Without the pictures, copy the entries below word for word.

(Saved entries)
_ _ _ _
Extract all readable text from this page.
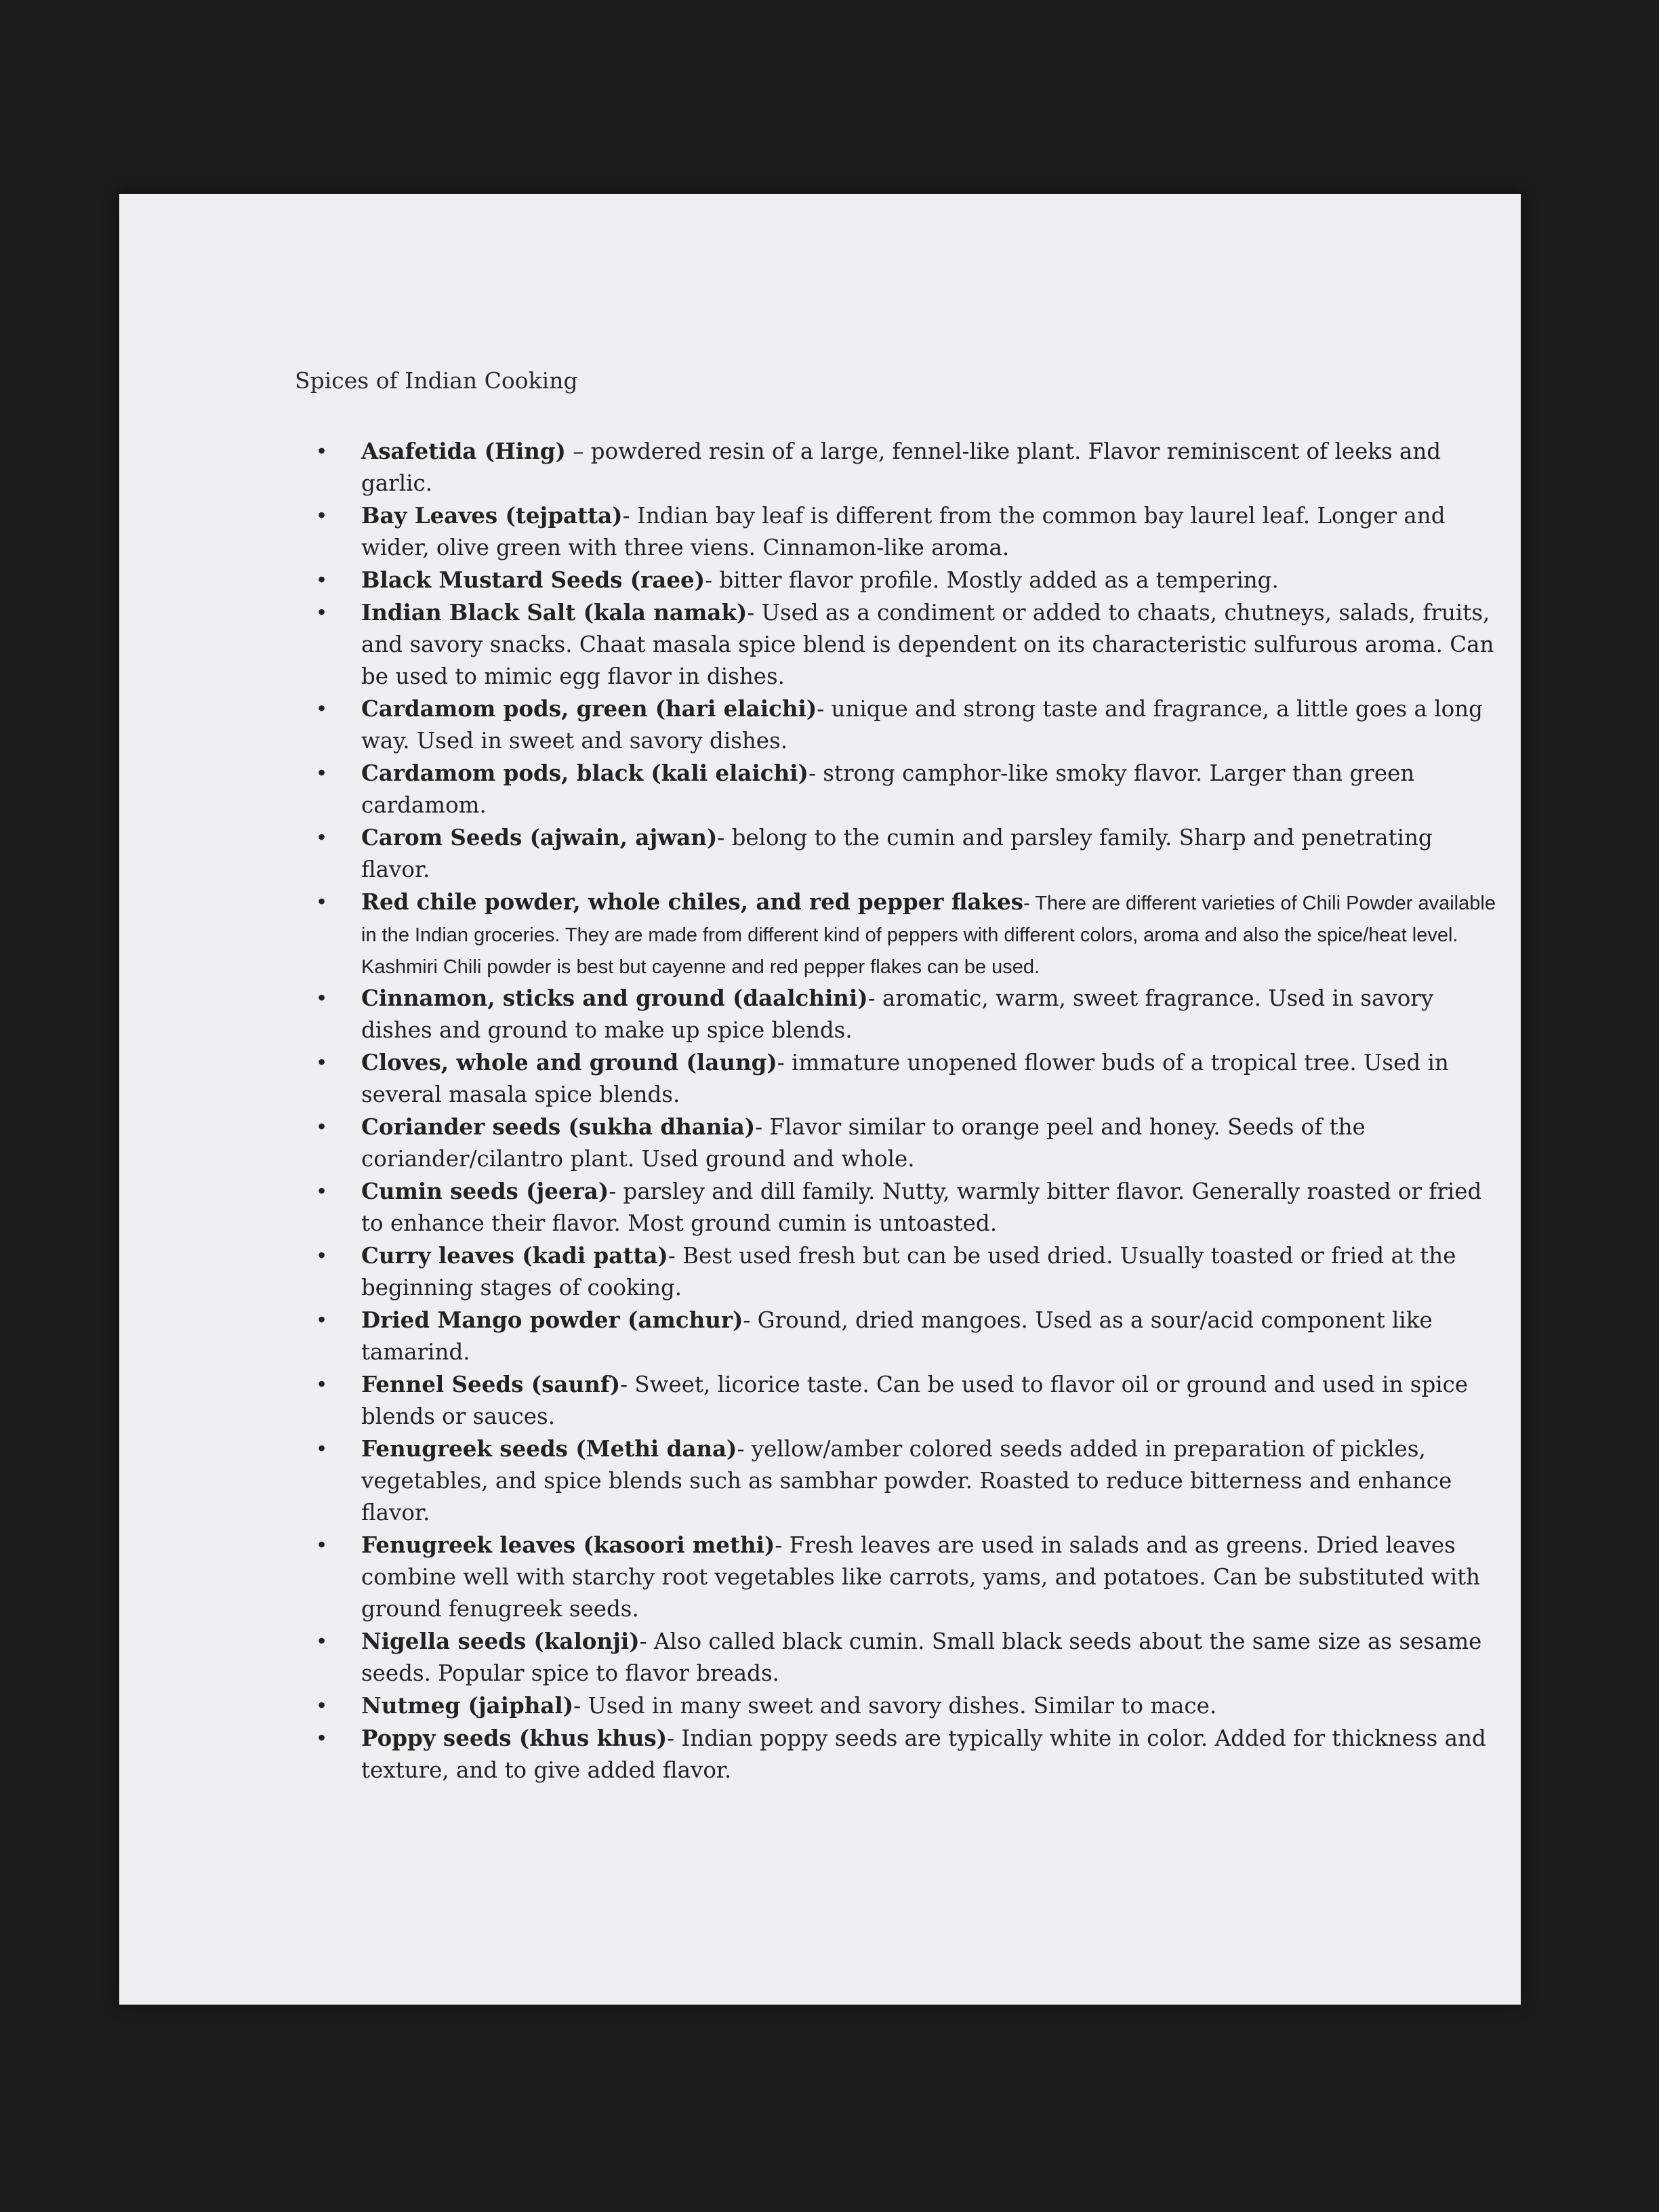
Spices of Indian Cooking
• Asafetida (Hing) – powdered resin of a large, fennel-like plant. Flavor reminiscent of leeks and garlic.
• Bay Leaves (tejpatta)- Indian bay leaf is different from the common bay laurel leaf. Longer and wider, olive green with three viens. Cinnamon-like aroma.
• Black Mustard Seeds (raee)- bitter flavor profile. Mostly added as a tempering.
• Indian Black Salt (kala namak)- Used as a condiment or added to chaats, chutneys, salads, fruits, and savory snacks. Chaat masala spice blend is dependent on its characteristic sulfurous aroma. Can be used to mimic egg flavor in dishes.
• Cardamom pods, green (hari elaichi)- unique and strong taste and fragrance, a little goes a long way. Used in sweet and savory dishes.
• Cardamom pods, black (kali elaichi)- strong camphor-like smoky flavor. Larger than green cardamom.
• Carom Seeds (ajwain, ajwan)- belong to the cumin and parsley family. Sharp and penetrating flavor.
• Red chile powder, whole chiles, and red pepper flakes- There are different varieties of Chili Powder available in the Indian groceries. They are made from different kind of peppers with different colors, aroma and also the spice/heat level. Kashmiri Chili powder is best but cayenne and red pepper flakes can be used.
• Cinnamon, sticks and ground (daalchini)- aromatic, warm, sweet fragrance. Used in savory dishes and ground to make up spice blends.
• Cloves, whole and ground (laung)- immature unopened flower buds of a tropical tree. Used in several masala spice blends.
• Coriander seeds (sukha dhania)- Flavor similar to orange peel and honey. Seeds of the coriander/cilantro plant. Used ground and whole.
• Cumin seeds (jeera)- parsley and dill family. Nutty, warmly bitter flavor. Generally roasted or fried to enhance their flavor. Most ground cumin is untoasted.
• Curry leaves (kadi patta)- Best used fresh but can be used dried. Usually toasted or fried at the beginning stages of cooking.
• Dried Mango powder (amchur)- Ground, dried mangoes. Used as a sour/acid component like tamarind.
• Fennel Seeds (saunf)- Sweet, licorice taste. Can be used to flavor oil or ground and used in spice blends or sauces.
• Fenugreek seeds (Methi dana)- yellow/amber colored seeds added in preparation of pickles, vegetables, and spice blends such as sambhar powder. Roasted to reduce bitterness and enhance flavor.
• Fenugreek leaves (kasoori methi)- Fresh leaves are used in salads and as greens. Dried leaves combine well with starchy root vegetables like carrots, yams, and potatoes. Can be substituted with ground fenugreek seeds.
• Nigella seeds (kalonji)- Also called black cumin. Small black seeds about the same size as sesame seeds. Popular spice to flavor breads.
• Nutmeg (jaiphal)- Used in many sweet and savory dishes. Similar to mace.
• Poppy seeds (khus khus)- Indian poppy seeds are typically white in color. Added for thickness and texture, and to give added flavor.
_ _ _ _
* _COMPLETE OUTPUT_:
Extract all readable text from this page.
Spices of Indian Cooking
• Asafetida (Hing) – powdered resin of a large, fennel-like plant. Flavor reminiscent of leeks and garlic.
• Bay Leaves (tejpatta)- Indian bay leaf is different from the common bay laurel leaf. Longer and wider, olive green with three viens. Cinnamon-like aroma.
• Black Mustard Seeds (raee)- bitter flavor profile. Mostly added as a tempering.
• Indian Black Salt (kala namak)- Used as a condiment or added to chaats, chutneys, salads, fruits, and savory snacks. Chaat masala spice blend is dependent on its characteristic sulfurous aroma. Can be used to mimic egg flavor in dishes.
• Cardamom pods, green (hari elaichi)- unique and strong taste and fragrance, a little goes a long way. Used in sweet and savory dishes.
• Cardamom pods, black (kali elaichi)- strong camphor-like smoky flavor. Larger than green cardamom.
• Carom Seeds (ajwain, ajwan)- belong to the cumin and parsley family. Sharp and penetrating flavor.
• Red chile powder, whole chiles, and red pepper flakes- There are different varieties of Chili Powder available in the Indian groceries. They are made from different kind of peppers with different colors, aroma and also the spice/heat level. Kashmiri Chili powder is best but cayenne and red pepper flakes can be used.
• Cinnamon, sticks and ground (daalchini)- aromatic, warm, sweet fragrance. Used in savory dishes and ground to make up spice blends.
• Cloves, whole and ground (laung)- immature unopened flower buds of a tropical tree. Used in several masala spice blends.
• Coriander seeds (sukha dhania)- Flavor similar to orange peel and honey. Seeds of the coriander/cilantro plant. Used ground and whole.
• Cumin seeds (jeera)- parsley and dill family. Nutty, warmly bitter flavor. Generally roasted or fried to enhance their flavor. Most ground cumin is untoasted.
• Curry leaves (kadi patta)- Best used fresh but can be used dried. Usually toasted or fried at the beginning stages of cooking.
• Dried Mango powder (amchur)- Ground, dried mangoes. Used as a sour/acid component like tamarind.
• Fennel Seeds (saunf)- Sweet, licorice taste. Can be used to flavor oil or ground and used in spice blends or sauces.
• Fenugreek seeds (Methi dana)- yellow/amber colored seeds added in preparation of pickles, vegetables, and spice blends such as sambhar powder. Roasted to reduce bitterness and enhance flavor.
• Fenugreek leaves (kasoori methi)- Fresh leaves are used in salads and as greens. Dried leaves combine well with starchy root vegetables like carrots, yams, and potatoes. Can be substituted with ground fenugreek seeds.
• Nigella seeds (kalonji)- Also called black cumin. Small black seeds about the same size as sesame seeds. Popular spice to flavor breads.
• Nutmeg (jaiphal)- Used in many sweet and savory dishes. Similar to mace.
• Poppy seeds (khus khus)- Indian poppy seeds are typically white in color. Added for thickness and texture, and to give added flavor.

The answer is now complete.